■ THE PROBLEM ■
Using the material below, work out how many lines contain the word "document". Reply with the number and nothing more.

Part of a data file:

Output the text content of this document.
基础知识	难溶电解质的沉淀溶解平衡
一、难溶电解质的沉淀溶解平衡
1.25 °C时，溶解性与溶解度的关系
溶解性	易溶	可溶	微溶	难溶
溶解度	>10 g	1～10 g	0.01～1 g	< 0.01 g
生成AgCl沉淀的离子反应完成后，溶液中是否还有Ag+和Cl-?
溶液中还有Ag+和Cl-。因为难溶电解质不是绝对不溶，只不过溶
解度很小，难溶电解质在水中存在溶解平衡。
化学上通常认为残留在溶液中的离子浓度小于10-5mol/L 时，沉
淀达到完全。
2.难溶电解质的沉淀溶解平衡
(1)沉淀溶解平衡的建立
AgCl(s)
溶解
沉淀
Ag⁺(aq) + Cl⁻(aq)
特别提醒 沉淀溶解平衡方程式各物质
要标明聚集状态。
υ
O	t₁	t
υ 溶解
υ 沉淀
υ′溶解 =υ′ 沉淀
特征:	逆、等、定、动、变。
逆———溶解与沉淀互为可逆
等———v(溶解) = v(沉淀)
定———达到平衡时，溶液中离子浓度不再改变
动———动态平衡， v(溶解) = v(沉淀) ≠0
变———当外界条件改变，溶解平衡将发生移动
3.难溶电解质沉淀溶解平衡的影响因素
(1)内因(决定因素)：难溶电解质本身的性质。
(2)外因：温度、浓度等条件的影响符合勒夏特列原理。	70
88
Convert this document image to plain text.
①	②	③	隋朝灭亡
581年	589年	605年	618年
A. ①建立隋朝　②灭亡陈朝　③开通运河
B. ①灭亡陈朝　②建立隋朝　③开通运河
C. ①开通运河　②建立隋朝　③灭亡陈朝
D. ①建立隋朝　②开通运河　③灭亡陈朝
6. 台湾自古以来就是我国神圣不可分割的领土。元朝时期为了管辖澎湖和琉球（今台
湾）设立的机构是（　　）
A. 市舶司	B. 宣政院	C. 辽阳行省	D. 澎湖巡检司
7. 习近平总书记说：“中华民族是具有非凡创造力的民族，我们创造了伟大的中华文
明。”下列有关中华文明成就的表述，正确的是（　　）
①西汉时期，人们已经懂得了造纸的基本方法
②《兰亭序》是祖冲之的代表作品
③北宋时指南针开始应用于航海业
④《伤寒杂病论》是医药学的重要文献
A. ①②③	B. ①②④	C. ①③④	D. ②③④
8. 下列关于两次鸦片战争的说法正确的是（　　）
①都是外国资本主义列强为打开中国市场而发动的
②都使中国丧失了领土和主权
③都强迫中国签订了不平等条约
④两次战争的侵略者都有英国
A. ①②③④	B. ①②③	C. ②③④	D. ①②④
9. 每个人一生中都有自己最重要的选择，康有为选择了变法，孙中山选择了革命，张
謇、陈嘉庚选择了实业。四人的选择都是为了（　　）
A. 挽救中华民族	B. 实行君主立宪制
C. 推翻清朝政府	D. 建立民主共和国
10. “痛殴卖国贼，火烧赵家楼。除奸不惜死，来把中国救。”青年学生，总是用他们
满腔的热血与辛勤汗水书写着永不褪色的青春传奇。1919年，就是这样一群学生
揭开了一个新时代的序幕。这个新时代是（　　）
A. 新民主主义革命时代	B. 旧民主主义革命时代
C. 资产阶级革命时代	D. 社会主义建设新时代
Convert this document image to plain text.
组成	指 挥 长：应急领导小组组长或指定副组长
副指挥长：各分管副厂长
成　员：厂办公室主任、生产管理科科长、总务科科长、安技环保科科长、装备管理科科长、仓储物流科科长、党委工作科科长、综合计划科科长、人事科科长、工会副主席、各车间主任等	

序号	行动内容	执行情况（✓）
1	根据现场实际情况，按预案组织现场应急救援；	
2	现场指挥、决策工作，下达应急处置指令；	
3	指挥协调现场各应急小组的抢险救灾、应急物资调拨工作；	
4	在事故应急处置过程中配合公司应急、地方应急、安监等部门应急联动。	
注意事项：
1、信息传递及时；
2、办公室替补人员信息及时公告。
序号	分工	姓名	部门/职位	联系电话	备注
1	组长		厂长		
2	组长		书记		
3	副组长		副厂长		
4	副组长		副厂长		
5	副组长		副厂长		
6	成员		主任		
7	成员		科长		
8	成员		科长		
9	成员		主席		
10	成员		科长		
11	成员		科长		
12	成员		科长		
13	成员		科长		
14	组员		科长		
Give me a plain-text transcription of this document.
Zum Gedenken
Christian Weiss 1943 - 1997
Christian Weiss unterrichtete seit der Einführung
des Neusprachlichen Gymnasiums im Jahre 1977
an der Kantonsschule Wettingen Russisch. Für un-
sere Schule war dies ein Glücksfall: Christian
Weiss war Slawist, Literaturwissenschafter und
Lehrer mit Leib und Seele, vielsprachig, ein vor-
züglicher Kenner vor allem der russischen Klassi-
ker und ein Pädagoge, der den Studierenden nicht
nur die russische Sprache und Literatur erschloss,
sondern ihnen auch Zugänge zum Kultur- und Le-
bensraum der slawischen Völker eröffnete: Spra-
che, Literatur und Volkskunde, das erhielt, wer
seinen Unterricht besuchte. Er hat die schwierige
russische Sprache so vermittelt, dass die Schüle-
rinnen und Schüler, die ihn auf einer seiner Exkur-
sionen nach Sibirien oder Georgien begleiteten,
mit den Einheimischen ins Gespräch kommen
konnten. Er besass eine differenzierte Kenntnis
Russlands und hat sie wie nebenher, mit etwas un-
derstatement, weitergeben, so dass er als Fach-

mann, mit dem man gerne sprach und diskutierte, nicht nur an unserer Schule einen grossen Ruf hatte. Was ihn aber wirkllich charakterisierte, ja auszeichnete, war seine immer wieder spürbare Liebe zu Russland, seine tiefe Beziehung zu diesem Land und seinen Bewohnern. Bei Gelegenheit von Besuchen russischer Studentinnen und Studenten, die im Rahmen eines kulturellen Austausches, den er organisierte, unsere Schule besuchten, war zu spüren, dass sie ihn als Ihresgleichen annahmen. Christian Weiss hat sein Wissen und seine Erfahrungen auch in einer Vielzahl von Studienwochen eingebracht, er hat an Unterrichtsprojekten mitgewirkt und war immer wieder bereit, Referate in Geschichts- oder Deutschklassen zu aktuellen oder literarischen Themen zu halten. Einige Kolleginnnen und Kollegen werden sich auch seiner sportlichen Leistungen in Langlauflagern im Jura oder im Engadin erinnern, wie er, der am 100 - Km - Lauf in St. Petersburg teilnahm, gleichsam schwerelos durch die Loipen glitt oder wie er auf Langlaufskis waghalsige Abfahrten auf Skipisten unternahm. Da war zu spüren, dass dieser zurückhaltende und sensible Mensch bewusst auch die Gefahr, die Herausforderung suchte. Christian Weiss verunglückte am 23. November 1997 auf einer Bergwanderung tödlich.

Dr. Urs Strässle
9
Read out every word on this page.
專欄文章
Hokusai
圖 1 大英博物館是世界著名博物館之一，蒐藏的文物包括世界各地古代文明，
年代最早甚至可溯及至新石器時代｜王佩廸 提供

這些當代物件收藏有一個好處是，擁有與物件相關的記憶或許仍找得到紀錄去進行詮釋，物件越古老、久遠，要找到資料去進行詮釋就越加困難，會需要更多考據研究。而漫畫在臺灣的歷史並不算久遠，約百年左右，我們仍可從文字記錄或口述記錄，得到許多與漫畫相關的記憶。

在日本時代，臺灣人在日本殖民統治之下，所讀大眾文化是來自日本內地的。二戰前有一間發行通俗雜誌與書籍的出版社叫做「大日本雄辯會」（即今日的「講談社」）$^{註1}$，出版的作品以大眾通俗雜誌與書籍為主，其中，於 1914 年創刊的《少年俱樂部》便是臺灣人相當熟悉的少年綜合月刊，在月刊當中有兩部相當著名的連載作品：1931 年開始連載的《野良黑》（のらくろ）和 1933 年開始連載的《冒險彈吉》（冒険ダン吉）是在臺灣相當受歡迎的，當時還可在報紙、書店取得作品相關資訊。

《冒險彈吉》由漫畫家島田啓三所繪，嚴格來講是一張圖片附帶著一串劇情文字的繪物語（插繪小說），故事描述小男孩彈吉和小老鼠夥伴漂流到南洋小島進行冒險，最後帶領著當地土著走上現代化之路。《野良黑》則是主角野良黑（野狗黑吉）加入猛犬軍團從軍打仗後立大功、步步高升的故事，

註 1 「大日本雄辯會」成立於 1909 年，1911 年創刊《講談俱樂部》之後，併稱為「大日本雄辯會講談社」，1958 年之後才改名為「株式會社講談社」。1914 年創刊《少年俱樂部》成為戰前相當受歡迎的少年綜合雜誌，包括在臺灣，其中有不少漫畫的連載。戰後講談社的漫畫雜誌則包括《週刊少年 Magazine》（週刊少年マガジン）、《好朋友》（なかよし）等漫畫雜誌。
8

■ OUTPUT BELOW ■
4